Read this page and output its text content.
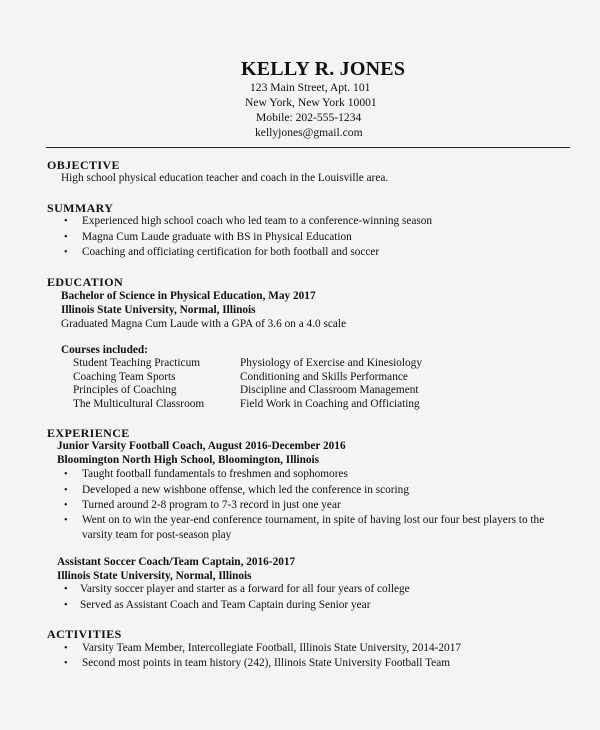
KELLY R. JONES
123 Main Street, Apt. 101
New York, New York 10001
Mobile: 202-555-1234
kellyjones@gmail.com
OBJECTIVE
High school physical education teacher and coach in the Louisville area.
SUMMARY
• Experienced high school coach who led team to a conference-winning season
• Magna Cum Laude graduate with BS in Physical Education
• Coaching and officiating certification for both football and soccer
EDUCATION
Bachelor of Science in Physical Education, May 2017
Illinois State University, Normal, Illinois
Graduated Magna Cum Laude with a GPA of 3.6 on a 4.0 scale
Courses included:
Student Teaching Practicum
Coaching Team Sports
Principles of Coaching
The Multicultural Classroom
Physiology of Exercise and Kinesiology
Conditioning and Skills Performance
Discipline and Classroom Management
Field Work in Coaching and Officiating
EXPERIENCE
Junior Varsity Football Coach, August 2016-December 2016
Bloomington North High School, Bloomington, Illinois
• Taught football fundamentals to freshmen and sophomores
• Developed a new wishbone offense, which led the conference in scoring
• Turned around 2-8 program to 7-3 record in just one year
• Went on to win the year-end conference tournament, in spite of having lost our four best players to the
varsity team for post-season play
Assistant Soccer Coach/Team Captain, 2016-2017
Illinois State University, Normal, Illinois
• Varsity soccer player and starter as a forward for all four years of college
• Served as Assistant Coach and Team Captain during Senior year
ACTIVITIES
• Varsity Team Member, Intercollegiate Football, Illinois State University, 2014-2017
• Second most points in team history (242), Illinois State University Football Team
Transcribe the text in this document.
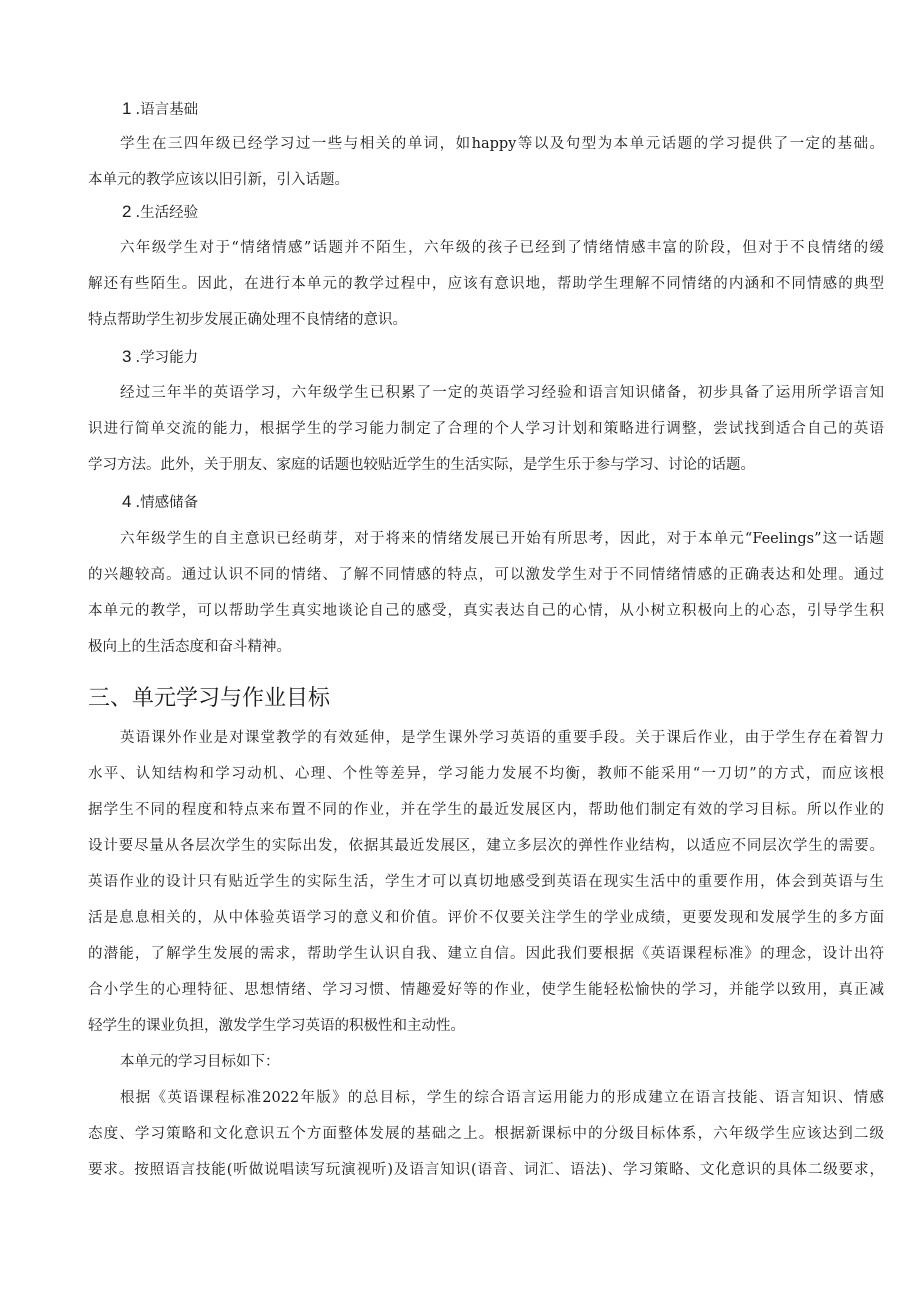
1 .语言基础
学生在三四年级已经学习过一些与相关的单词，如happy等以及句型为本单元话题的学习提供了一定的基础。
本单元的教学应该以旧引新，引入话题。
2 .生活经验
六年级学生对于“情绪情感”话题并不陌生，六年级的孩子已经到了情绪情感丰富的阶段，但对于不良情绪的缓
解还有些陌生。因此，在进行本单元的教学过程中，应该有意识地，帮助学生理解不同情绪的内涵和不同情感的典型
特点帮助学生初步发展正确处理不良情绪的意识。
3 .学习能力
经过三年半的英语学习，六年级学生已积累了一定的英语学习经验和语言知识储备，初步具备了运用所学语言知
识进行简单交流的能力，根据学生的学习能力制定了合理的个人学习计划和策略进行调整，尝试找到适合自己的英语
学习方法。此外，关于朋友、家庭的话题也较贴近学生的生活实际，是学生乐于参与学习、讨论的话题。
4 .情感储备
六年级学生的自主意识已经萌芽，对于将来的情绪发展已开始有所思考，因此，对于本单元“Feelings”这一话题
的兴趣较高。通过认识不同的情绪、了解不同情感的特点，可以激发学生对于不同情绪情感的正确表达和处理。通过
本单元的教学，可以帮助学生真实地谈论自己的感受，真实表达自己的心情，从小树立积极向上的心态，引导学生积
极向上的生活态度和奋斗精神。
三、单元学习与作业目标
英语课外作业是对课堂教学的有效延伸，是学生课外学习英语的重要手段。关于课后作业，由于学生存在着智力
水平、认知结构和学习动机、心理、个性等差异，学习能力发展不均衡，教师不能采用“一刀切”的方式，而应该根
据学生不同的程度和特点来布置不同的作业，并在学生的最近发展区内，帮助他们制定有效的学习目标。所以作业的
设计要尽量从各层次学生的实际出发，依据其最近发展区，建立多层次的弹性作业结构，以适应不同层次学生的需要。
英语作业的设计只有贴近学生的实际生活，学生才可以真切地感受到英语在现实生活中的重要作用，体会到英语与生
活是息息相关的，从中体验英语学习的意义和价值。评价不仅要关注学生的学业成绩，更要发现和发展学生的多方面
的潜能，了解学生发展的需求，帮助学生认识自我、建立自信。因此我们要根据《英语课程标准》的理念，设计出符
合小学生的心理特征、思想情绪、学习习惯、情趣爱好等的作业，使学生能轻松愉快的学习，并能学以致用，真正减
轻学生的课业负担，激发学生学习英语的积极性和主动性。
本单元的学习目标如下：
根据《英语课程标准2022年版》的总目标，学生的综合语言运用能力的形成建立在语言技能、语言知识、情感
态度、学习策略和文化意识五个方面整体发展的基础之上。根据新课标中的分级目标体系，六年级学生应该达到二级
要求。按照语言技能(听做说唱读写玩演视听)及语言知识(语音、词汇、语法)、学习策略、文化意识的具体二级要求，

++++++++

Every record above should come back exactly, but without its pictures.

**Right answer:**
Read this page and output its text content.
KELLY R. JONES
123 Main Street, Apt. 101
New York, New York 10001
Mobile: 202-555-1234
kellyjones@gmail.com
OBJECTIVE
High school physical education teacher and coach in the Louisville area.
SUMMARY
• Experienced high school coach who led team to a conference-winning season
• Magna Cum Laude graduate with BS in Physical Education
• Coaching and officiating certification for both football and soccer
EDUCATION
Bachelor of Science in Physical Education, May 2017
Illinois State University, Normal, Illinois
Graduated Magna Cum Laude with a GPA of 3.6 on a 4.0 scale
Courses included:
Student Teaching Practicum
Coaching Team Sports
Principles of Coaching
The Multicultural Classroom
Physiology of Exercise and Kinesiology
Conditioning and Skills Performance
Discipline and Classroom Management
Field Work in Coaching and Officiating
EXPERIENCE
Junior Varsity Football Coach, August 2016-December 2016
Bloomington North High School, Bloomington, Illinois
• Taught football fundamentals to freshmen and sophomores
• Developed a new wishbone offense, which led the conference in scoring
• Turned around 2-8 program to 7-3 record in just one year
• Went on to win the year-end conference tournament, in spite of having lost our four best players to the
varsity team for post-season play
Assistant Soccer Coach/Team Captain, 2016-2017
Illinois State University, Normal, Illinois
• Varsity soccer player and starter as a forward for all four years of college
• Served as Assistant Coach and Team Captain during Senior year
ACTIVITIES
• Varsity Team Member, Intercollegiate Football, Illinois State University, 2014-2017
• Second most points in team history (242), Illinois State University Football Team
Transcribe the text in this document.
1 .语言基础
学生在三四年级已经学习过一些与相关的单词，如happy等以及句型为本单元话题的学习提供了一定的基础。
本单元的教学应该以旧引新，引入话题。
2 .生活经验
六年级学生对于“情绪情感”话题并不陌生，六年级的孩子已经到了情绪情感丰富的阶段，但对于不良情绪的缓
解还有些陌生。因此，在进行本单元的教学过程中，应该有意识地，帮助学生理解不同情绪的内涵和不同情感的典型
特点帮助学生初步发展正确处理不良情绪的意识。
3 .学习能力
经过三年半的英语学习，六年级学生已积累了一定的英语学习经验和语言知识储备，初步具备了运用所学语言知
识进行简单交流的能力，根据学生的学习能力制定了合理的个人学习计划和策略进行调整，尝试找到适合自己的英语
学习方法。此外，关于朋友、家庭的话题也较贴近学生的生活实际，是学生乐于参与学习、讨论的话题。
4 .情感储备
六年级学生的自主意识已经萌芽，对于将来的情绪发展已开始有所思考，因此，对于本单元“Feelings”这一话题
的兴趣较高。通过认识不同的情绪、了解不同情感的特点，可以激发学生对于不同情绪情感的正确表达和处理。通过
本单元的教学，可以帮助学生真实地谈论自己的感受，真实表达自己的心情，从小树立积极向上的心态，引导学生积
极向上的生活态度和奋斗精神。
三、单元学习与作业目标
英语课外作业是对课堂教学的有效延伸，是学生课外学习英语的重要手段。关于课后作业，由于学生存在着智力
水平、认知结构和学习动机、心理、个性等差异，学习能力发展不均衡，教师不能采用“一刀切”的方式，而应该根
据学生不同的程度和特点来布置不同的作业，并在学生的最近发展区内，帮助他们制定有效的学习目标。所以作业的
设计要尽量从各层次学生的实际出发，依据其最近发展区，建立多层次的弹性作业结构，以适应不同层次学生的需要。
英语作业的设计只有贴近学生的实际生活，学生才可以真切地感受到英语在现实生活中的重要作用，体会到英语与生
活是息息相关的，从中体验英语学习的意义和价值。评价不仅要关注学生的学业成绩，更要发现和发展学生的多方面
的潜能，了解学生发展的需求，帮助学生认识自我、建立自信。因此我们要根据《英语课程标准》的理念，设计出符
合小学生的心理特征、思想情绪、学习习惯、情趣爱好等的作业，使学生能轻松愉快的学习，并能学以致用，真正减
轻学生的课业负担，激发学生学习英语的积极性和主动性。
本单元的学习目标如下：
根据《英语课程标准2022年版》的总目标，学生的综合语言运用能力的形成建立在语言技能、语言知识、情感
态度、学习策略和文化意识五个方面整体发展的基础之上。根据新课标中的分级目标体系，六年级学生应该达到二级
要求。按照语言技能(听做说唱读写玩演视听)及语言知识(语音、词汇、语法)、学习策略、文化意识的具体二级要求，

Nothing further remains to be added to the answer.